DIRECTIVE
A single number is the answer here: how many lines of the entries contain "malicious"?

Data extracted from a collection:
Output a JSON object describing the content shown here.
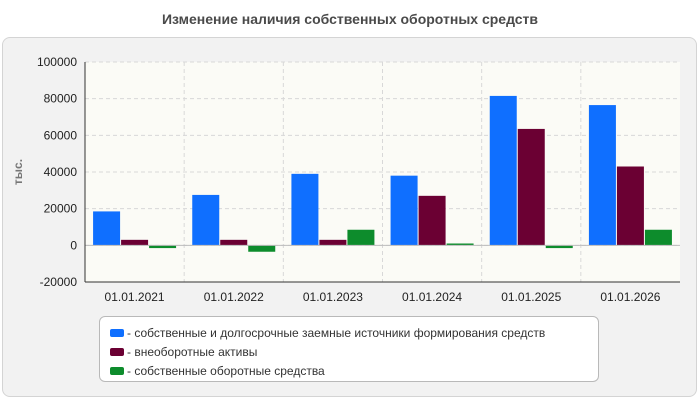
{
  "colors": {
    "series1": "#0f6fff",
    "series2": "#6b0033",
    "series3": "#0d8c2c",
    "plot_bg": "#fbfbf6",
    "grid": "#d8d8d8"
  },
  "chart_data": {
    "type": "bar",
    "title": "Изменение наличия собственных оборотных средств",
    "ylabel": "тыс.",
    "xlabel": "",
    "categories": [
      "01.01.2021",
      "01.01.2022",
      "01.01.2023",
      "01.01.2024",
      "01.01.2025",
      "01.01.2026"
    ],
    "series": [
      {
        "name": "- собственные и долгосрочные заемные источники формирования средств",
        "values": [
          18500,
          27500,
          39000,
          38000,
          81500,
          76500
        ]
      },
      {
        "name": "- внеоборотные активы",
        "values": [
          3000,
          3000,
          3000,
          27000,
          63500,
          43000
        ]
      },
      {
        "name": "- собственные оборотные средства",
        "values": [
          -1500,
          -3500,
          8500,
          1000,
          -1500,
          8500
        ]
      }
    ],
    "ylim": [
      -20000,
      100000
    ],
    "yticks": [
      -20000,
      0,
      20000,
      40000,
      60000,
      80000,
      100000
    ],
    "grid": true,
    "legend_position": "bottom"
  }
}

...

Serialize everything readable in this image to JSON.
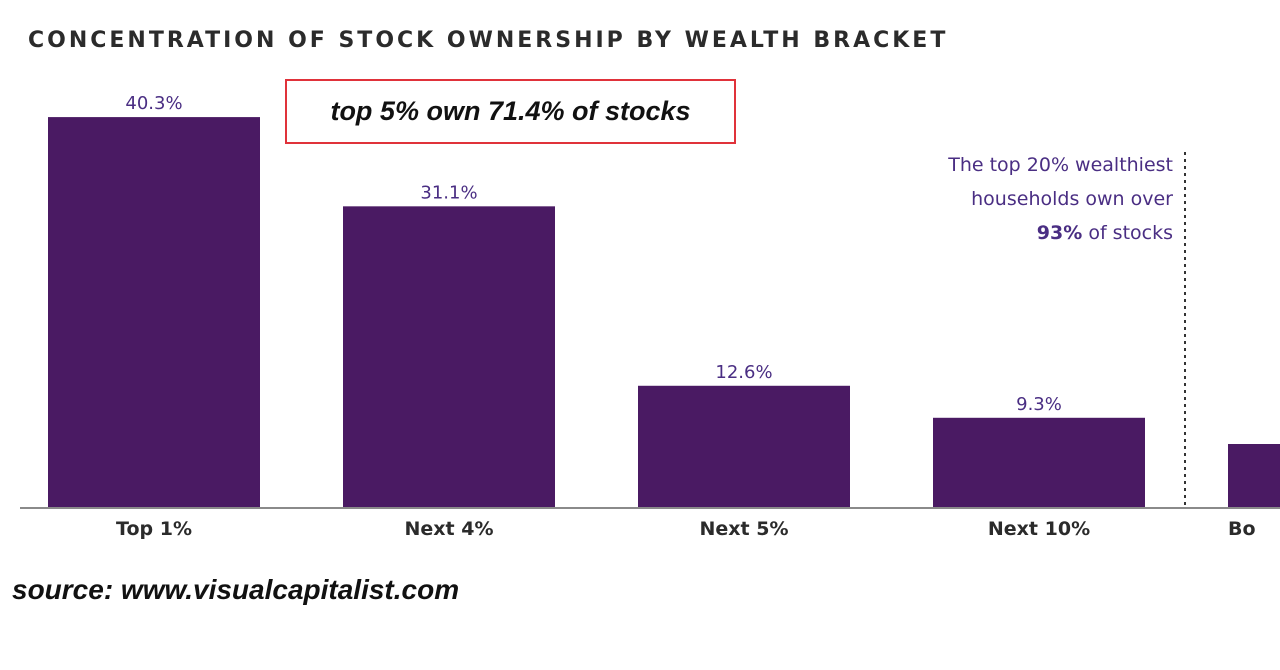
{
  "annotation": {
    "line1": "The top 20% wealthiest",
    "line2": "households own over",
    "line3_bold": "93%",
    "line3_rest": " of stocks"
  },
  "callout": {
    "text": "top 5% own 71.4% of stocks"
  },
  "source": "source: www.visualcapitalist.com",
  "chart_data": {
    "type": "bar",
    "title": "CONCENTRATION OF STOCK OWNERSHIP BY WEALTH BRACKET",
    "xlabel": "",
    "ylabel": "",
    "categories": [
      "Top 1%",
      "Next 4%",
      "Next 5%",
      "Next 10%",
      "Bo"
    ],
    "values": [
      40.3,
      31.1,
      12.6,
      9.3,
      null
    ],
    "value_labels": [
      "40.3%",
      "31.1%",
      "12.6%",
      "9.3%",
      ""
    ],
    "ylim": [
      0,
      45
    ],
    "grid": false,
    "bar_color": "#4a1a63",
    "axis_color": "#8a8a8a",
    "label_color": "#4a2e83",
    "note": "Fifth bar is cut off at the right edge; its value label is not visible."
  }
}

* * *

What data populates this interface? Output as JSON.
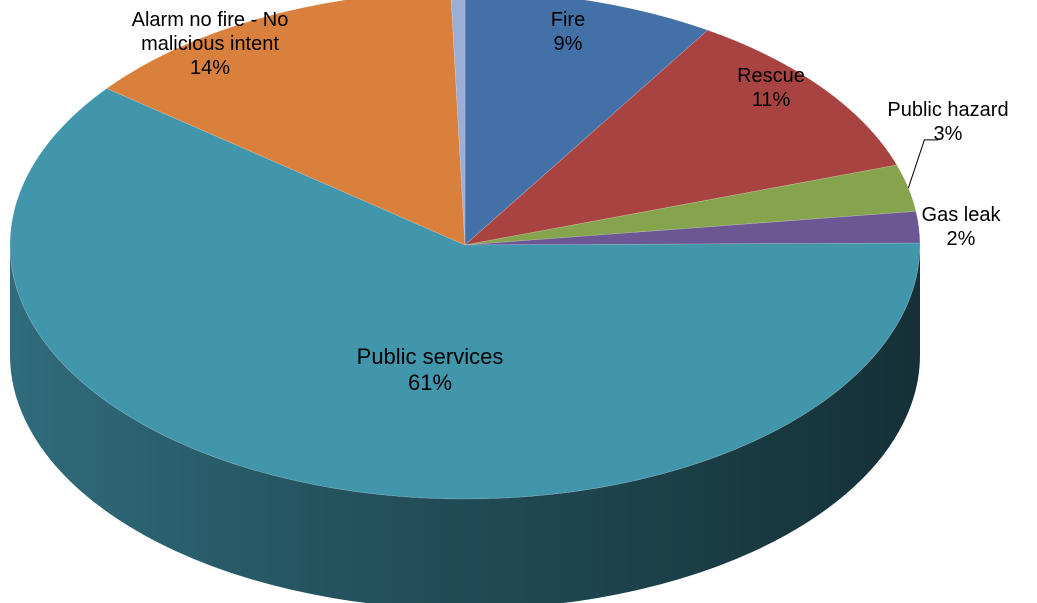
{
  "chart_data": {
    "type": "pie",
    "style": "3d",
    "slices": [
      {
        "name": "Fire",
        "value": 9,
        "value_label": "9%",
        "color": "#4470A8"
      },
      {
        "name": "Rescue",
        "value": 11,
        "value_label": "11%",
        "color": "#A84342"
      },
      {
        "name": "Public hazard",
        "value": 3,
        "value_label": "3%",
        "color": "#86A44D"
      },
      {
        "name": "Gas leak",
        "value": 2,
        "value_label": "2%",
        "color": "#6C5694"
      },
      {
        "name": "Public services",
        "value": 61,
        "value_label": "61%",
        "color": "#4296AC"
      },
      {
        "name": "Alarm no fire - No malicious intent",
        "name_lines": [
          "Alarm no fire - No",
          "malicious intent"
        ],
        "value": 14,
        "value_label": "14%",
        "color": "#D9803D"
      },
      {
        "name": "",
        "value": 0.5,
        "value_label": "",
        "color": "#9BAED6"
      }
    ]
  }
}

COMPLETED TASK
2